Search the records for the word "JSON" and report each line that has it.

* * * * * * *

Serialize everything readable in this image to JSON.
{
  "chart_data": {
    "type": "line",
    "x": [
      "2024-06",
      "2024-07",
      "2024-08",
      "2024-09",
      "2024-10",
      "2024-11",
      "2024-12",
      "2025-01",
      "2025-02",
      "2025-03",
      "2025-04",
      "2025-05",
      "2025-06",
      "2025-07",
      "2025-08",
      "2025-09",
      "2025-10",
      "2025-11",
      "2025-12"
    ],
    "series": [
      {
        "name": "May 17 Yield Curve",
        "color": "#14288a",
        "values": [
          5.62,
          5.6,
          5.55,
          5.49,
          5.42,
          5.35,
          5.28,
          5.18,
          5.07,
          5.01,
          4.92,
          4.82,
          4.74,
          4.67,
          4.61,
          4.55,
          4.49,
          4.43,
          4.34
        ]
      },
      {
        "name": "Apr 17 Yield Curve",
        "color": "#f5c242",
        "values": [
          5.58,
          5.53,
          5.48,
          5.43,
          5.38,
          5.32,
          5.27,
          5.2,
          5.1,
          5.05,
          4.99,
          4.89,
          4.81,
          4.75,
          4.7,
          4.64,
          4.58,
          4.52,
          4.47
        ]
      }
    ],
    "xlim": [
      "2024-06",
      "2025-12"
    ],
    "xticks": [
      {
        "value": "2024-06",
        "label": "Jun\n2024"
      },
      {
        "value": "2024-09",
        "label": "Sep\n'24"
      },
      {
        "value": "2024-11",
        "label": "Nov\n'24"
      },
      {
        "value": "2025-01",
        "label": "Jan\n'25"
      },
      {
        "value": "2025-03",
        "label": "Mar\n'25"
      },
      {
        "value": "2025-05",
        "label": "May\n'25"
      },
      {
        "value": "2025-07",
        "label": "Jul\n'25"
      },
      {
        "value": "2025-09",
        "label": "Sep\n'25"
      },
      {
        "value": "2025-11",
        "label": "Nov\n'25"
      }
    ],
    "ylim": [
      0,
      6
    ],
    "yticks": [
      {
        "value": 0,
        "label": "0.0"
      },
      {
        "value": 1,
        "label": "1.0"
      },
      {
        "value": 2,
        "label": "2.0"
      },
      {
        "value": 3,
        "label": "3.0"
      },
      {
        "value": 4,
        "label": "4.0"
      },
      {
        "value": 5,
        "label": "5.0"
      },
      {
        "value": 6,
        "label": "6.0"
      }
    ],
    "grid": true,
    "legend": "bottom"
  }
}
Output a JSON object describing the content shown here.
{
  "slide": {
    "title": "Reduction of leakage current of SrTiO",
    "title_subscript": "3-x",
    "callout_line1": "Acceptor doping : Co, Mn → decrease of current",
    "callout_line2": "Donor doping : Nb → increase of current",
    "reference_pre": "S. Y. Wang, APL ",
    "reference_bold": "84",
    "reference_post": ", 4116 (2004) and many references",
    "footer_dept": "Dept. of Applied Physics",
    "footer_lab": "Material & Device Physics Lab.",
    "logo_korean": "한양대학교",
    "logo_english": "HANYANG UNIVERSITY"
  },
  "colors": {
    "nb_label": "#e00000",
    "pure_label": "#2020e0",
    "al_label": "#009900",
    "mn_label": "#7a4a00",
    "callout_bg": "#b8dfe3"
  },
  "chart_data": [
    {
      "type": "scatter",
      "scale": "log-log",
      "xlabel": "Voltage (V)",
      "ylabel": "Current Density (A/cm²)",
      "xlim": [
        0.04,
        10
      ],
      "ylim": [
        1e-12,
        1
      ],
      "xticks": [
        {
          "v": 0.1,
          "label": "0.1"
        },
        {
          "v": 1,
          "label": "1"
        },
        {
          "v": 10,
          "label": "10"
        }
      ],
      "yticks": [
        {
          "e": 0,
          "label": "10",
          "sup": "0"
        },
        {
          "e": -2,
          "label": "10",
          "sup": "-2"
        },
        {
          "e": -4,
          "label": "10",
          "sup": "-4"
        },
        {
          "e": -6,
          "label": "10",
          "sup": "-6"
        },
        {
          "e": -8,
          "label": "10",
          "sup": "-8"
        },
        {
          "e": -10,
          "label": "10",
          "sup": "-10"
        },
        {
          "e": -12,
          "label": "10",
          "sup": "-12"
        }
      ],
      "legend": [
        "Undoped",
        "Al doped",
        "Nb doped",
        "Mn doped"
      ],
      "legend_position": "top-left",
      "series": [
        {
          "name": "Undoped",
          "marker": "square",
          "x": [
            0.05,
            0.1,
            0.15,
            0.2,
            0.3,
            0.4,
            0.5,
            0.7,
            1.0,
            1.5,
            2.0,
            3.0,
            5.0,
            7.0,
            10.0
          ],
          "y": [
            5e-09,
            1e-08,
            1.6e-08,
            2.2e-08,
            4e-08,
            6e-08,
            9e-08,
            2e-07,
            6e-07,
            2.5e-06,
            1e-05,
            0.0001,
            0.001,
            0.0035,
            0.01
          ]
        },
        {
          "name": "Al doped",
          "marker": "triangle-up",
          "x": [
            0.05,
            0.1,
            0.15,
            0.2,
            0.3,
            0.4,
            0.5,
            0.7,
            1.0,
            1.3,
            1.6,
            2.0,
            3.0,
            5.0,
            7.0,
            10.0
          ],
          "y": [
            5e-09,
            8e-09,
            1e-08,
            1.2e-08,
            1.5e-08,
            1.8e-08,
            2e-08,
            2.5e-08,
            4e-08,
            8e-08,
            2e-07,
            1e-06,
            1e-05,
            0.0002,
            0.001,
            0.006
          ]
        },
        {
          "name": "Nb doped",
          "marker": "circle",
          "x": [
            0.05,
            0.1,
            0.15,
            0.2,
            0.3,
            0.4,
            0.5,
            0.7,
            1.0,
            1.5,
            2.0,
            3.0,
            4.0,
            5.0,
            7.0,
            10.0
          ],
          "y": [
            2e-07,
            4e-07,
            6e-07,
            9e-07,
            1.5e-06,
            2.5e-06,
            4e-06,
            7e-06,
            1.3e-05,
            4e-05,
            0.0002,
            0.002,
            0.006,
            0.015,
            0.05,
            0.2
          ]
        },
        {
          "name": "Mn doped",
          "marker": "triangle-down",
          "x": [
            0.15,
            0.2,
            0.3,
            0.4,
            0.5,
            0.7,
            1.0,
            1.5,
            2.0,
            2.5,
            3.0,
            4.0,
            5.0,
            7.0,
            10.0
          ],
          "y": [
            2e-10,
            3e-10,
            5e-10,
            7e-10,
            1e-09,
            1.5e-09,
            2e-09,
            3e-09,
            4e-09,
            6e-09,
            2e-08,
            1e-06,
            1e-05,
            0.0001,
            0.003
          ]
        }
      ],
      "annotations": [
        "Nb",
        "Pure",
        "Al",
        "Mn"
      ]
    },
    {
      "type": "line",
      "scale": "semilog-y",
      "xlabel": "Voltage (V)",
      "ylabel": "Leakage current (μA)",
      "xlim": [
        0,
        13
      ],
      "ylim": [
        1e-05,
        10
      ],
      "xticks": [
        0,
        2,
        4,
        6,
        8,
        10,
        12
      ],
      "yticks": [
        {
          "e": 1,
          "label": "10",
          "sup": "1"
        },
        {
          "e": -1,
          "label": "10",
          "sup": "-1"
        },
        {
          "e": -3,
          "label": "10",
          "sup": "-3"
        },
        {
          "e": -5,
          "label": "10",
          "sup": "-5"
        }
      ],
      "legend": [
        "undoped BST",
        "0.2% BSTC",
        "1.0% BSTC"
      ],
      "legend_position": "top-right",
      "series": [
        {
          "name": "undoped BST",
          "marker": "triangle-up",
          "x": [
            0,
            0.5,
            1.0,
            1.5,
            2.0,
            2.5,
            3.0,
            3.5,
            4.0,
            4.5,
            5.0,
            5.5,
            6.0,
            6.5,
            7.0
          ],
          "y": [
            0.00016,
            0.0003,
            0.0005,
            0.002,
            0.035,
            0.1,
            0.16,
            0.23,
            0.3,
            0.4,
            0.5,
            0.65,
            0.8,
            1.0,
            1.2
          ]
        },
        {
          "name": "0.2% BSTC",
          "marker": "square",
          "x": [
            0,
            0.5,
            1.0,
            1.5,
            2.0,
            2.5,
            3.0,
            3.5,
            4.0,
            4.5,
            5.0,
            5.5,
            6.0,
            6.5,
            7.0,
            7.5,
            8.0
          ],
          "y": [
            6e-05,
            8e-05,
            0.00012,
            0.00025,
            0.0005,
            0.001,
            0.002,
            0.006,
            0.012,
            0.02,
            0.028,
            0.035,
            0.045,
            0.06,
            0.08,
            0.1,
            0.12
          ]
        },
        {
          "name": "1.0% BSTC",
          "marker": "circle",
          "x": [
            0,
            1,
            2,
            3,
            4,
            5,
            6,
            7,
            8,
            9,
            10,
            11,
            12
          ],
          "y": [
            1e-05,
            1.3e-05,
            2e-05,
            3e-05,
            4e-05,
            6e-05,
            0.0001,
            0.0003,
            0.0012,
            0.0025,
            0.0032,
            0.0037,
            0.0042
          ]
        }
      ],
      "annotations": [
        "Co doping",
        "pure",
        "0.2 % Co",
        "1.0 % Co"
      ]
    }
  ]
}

* * * * * * *

◆ Worked answer:
Serialize everything readable in this image to JSON.
Output a JSON object describing the content shown here.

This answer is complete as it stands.